## TASK OBJECTIVE
Filter the data for lines with the word "Cursor", then copy every line so identified.

## DATA SUPPLIED

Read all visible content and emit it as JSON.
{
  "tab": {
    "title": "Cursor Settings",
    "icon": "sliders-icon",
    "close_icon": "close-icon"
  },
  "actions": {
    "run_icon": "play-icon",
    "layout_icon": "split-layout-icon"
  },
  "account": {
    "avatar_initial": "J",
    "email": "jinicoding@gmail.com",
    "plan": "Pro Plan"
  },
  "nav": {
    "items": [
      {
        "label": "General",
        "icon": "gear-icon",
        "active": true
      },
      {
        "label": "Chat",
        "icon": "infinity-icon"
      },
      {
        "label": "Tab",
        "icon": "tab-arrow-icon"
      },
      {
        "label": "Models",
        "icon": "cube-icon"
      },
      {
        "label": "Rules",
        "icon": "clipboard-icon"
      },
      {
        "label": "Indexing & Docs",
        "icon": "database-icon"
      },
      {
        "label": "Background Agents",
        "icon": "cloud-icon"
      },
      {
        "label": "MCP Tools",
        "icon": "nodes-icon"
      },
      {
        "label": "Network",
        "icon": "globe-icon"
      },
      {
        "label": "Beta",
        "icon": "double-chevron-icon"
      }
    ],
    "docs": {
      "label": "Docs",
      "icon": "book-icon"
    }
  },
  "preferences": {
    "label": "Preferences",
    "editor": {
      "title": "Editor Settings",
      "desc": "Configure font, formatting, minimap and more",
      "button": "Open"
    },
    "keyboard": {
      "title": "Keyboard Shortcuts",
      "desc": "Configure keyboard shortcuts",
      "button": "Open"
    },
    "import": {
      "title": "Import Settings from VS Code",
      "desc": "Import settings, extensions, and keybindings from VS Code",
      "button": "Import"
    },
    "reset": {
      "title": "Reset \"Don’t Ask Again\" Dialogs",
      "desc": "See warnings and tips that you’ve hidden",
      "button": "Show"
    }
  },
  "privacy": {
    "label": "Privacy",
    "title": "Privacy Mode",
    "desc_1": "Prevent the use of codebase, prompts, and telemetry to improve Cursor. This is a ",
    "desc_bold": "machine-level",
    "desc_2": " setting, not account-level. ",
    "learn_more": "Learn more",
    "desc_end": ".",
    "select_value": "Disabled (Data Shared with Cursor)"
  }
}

## SOLUTION TO THIS EXERCISE
    "title": "Cursor Settings",
    "desc_1": "Prevent the use of codebase, prompts, and telemetry to improve Cursor. This is a ",
    "select_value": "Disabled (Data Shared with Cursor)"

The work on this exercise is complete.